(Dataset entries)
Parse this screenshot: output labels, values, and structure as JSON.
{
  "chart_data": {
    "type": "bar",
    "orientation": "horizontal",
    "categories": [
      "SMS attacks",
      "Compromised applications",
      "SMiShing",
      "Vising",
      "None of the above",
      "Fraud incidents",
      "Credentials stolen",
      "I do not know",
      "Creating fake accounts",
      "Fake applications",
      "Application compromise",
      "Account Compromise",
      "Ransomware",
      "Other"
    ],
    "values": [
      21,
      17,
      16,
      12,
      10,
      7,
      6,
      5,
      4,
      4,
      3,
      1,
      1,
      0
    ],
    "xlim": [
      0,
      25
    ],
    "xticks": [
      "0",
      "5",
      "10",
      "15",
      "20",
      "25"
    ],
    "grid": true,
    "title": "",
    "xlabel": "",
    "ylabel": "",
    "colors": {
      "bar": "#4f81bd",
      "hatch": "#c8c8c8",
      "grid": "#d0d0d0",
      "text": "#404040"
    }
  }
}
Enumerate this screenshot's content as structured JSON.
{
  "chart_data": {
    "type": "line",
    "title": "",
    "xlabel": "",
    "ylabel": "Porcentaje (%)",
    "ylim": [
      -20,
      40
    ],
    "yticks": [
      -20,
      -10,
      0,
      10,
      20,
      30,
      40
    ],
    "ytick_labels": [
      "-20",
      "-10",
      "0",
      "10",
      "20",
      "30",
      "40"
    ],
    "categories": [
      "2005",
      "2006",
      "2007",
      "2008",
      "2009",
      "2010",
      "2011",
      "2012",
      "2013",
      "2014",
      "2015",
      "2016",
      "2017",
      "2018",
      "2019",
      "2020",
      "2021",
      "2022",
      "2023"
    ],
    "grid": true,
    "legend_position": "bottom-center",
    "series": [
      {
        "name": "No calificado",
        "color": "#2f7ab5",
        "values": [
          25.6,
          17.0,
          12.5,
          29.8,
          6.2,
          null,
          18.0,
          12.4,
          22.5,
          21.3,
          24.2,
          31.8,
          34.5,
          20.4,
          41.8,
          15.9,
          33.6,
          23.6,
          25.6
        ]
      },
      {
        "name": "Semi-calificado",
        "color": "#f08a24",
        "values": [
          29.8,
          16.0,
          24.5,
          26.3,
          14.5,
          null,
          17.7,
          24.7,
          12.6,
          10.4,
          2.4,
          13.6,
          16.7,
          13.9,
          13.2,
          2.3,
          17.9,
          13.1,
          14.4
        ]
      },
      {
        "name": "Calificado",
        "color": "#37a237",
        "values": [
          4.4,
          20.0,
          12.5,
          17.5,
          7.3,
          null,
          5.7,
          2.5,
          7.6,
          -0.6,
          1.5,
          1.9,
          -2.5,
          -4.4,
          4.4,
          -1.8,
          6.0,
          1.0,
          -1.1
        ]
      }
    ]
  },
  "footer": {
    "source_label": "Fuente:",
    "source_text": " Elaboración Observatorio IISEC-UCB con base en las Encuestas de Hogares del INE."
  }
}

### Exercise
Repeat each record exactly. Omit nothing.

### Answer to the exercise
Parse this screenshot: output labels, values, and structure as JSON.
{
  "chart_data": {
    "type": "bar",
    "orientation": "horizontal",
    "categories": [
      "SMS attacks",
      "Compromised applications",
      "SMiShing",
      "Vising",
      "None of the above",
      "Fraud incidents",
      "Credentials stolen",
      "I do not know",
      "Creating fake accounts",
      "Fake applications",
      "Application compromise",
      "Account Compromise",
      "Ransomware",
      "Other"
    ],
    "values": [
      21,
      17,
      16,
      12,
      10,
      7,
      6,
      5,
      4,
      4,
      3,
      1,
      1,
      0
    ],
    "xlim": [
      0,
      25
    ],
    "xticks": [
      "0",
      "5",
      "10",
      "15",
      "20",
      "25"
    ],
    "grid": true,
    "title": "",
    "xlabel": "",
    "ylabel": "",
    "colors": {
      "bar": "#4f81bd",
      "hatch": "#c8c8c8",
      "grid": "#d0d0d0",
      "text": "#404040"
    }
  }
}
Enumerate this screenshot's content as structured JSON.
{
  "chart_data": {
    "type": "line",
    "title": "",
    "xlabel": "",
    "ylabel": "Porcentaje (%)",
    "ylim": [
      -20,
      40
    ],
    "yticks": [
      -20,
      -10,
      0,
      10,
      20,
      30,
      40
    ],
    "ytick_labels": [
      "-20",
      "-10",
      "0",
      "10",
      "20",
      "30",
      "40"
    ],
    "categories": [
      "2005",
      "2006",
      "2007",
      "2008",
      "2009",
      "2010",
      "2011",
      "2012",
      "2013",
      "2014",
      "2015",
      "2016",
      "2017",
      "2018",
      "2019",
      "2020",
      "2021",
      "2022",
      "2023"
    ],
    "grid": true,
    "legend_position": "bottom-center",
    "series": [
      {
        "name": "No calificado",
        "color": "#2f7ab5",
        "values": [
          25.6,
          17.0,
          12.5,
          29.8,
          6.2,
          null,
          18.0,
          12.4,
          22.5,
          21.3,
          24.2,
          31.8,
          34.5,
          20.4,
          41.8,
          15.9,
          33.6,
          23.6,
          25.6
        ]
      },
      {
        "name": "Semi-calificado",
        "color": "#f08a24",
        "values": [
          29.8,
          16.0,
          24.5,
          26.3,
          14.5,
          null,
          17.7,
          24.7,
          12.6,
          10.4,
          2.4,
          13.6,
          16.7,
          13.9,
          13.2,
          2.3,
          17.9,
          13.1,
          14.4
        ]
      },
      {
        "name": "Calificado",
        "color": "#37a237",
        "values": [
          4.4,
          20.0,
          12.5,
          17.5,
          7.3,
          null,
          5.7,
          2.5,
          7.6,
          -0.6,
          1.5,
          1.9,
          -2.5,
          -4.4,
          4.4,
          -1.8,
          6.0,
          1.0,
          -1.1
        ]
      }
    ]
  },
  "footer": {
    "source_label": "Fuente:",
    "source_text": " Elaboración Observatorio IISEC-UCB con base en las Encuestas de Hogares del INE."
  }
}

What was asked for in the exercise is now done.